=== Trecho ===
◆ ◆ ◆ ◆ ◆
Alisson Barreto

Os óculos do “estou bem” e o estetoscópio do “estou aqui”

Alisson Barreto 28 de agosto de 2019
Os óculos do “estou bem” e o estetoscópio do “estou aqui”
Reprodução - Foto: Assessoria

Os óculos do “estou bem” e o estetoscópio do “estou aqui”

O que se esconde por trás das palavras e de gestos

Por Alisson Barreto Publicado em 27/8/2019

Parte 1

Há muitos “como você está?” que, na verdade, são um “sou uma pessoa legal falando com você”. E há muitos “estou bem” que ocultam um “eu quero acreditar no que falo” ou “sua pergunta está sendo respondida com conveniência”. Há muitas entrelinhas pouco lidas.

Diga-me o que falas.

Mas não me ocultes o que pensas.

E eu buscarei amar-te.

Muitas pessoas cumprimentam e ocultam discursos de preocupação com outras, quando na verdade estão apenas ocupadas consigo próprias. Ocupações que giram em torno do marketing pessoal, existente mesmo em pessoas com missões de cuidados públicos e pastoreios. Ocupações oriundas de cegueiras na capacidade de enxergar o outro. É impressionante como as pessoas são alheias aos corações alheios!
◆ ◆ ◆ ◆ ◆
=== Linhas de dados ===
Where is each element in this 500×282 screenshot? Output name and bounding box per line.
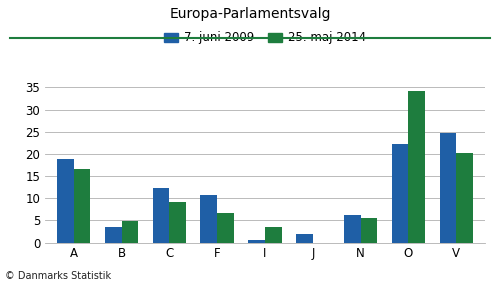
Bar [408,91,425,243]
Bar [248,240,265,243]
Text: © Danmarks Statistik: © Danmarks Statistik [5,271,111,281]
Bar [74,169,90,243]
Bar [170,202,186,243]
Text: Europa-Parlamentsvalg: Europa-Parlamentsvalg [169,7,331,21]
Bar [392,144,408,243]
Bar [57,159,74,243]
Bar [440,133,456,243]
Bar [152,188,170,243]
Bar [360,218,378,243]
Bar [217,213,234,243]
Bar [456,153,473,243]
Bar [105,228,122,243]
Legend: 7. juni 2009, 25. maj 2014: 7. juni 2009, 25. maj 2014 [159,27,371,49]
Bar [122,221,138,243]
Bar [265,227,281,243]
Bar [344,215,360,243]
Bar [296,234,313,243]
Bar [200,195,217,243]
◆ ◆ ◆ ◆ ◆
=== Tarefas do exercício ===
1/ Transcreva literalmente a parte do trecho sobre o que se esconde por trás das palavras que começa nas palavras que contêm “E eu buscarei” e termina em “aos corações alheios!”.
2/ Dê continuidade ao trecho sobre o que se esconde por trás das palavras, a partir do ponto em que ele para.

=== Respostas ===
1/
E eu buscarei amar-te.

Muitas pessoas cumprimentam e ocultam discursos de preocupação com outras, quando na verdade estão apenas ocupadas consigo próprias. Ocupações que giram em torno do marketing pessoal, existente mesmo em pessoas com missões de cuidados públicos e pastoreios. Ocupações oriundas de cegueiras na capacidade de enxergar o outro. É impressionante como as pessoas são alheias aos corações alheios!

2/
Estarei dessarte a me ocupar contigo.

É no agir que me faço amigo.

Quando meu coração é abrigo.

E te enxergo, na verdade.

É importante ocupar-se consigo próprio, mas se não conseguir sair da área de conforto para alcançar a outrem o egoísmo tomará conta do próprio coração e a alma sofrerá por não fazer o que mais a realiza: amar, dar amor. A transcendência do eu começa com o olhar para dentro do outro e se desenvolve na saída da zona de conforto para alcançar o novo, levando o Sempre Novo para a nova realidade que passa a abraçar, para o novo ambiente que com tal ato de amor passa a iluminar.

Só quando te vejo no íntimo eu te vejo como és.

Quando enxergo quem és que te posso amar.

Talvez não chegue a teus pés, mas sempre te haverei de buscar.

Sobre a área de ação desse amor, há três tipos básicos que requerem atenção. (1) Há o agir junto aos desconhecidos, deixando os familiares e próximos de lado; (2) o agir junto aos familiares, não avançando para os de fora deste círculo; (3) e o agir junto apenas a si mesmo, deixando o eu escravo do próprio eu, matando o agir altruísta da própria alma.

Olho para mim e preciso ir além.

Se cuido dos de longe preciso enxergar os de perto.

Se para os de perto me volte, eu não ignore os que não alcanço.

De um jeito ou de outro, de que preciso amar é certo!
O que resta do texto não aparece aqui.